Each record below should be repeated precisely as written.

[RECORDS FOR THIS EXERCISE]
┌──

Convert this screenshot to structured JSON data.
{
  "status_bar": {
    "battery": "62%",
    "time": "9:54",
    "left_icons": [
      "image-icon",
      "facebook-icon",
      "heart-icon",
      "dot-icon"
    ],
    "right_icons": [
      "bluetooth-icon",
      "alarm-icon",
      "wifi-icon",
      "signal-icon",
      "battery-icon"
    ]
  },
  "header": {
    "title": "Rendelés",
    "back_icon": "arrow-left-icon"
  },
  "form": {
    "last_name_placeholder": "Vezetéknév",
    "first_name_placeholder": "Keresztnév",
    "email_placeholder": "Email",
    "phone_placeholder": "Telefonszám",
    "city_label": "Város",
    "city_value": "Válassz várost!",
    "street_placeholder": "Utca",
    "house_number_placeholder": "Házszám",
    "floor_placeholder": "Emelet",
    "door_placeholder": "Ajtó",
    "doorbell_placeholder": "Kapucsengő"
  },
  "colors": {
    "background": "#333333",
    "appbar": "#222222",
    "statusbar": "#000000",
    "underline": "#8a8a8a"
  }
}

└──

[ANSWER TO THE PROBLEM]
Convert this screenshot to structured JSON data.
{
  "status_bar": {
    "battery": "62%",
    "time": "9:54",
    "left_icons": [
      "image-icon",
      "facebook-icon",
      "heart-icon",
      "dot-icon"
    ],
    "right_icons": [
      "bluetooth-icon",
      "alarm-icon",
      "wifi-icon",
      "signal-icon",
      "battery-icon"
    ]
  },
  "header": {
    "title": "Rendelés",
    "back_icon": "arrow-left-icon"
  },
  "form": {
    "last_name_placeholder": "Vezetéknév",
    "first_name_placeholder": "Keresztnév",
    "email_placeholder": "Email",
    "phone_placeholder": "Telefonszám",
    "city_label": "Város",
    "city_value": "Válassz várost!",
    "street_placeholder": "Utca",
    "house_number_placeholder": "Házszám",
    "floor_placeholder": "Emelet",
    "door_placeholder": "Ajtó",
    "doorbell_placeholder": "Kapucsengő"
  },
  "colors": {
    "background": "#333333",
    "appbar": "#222222",
    "statusbar": "#000000",
    "underline": "#8a8a8a"
  }
}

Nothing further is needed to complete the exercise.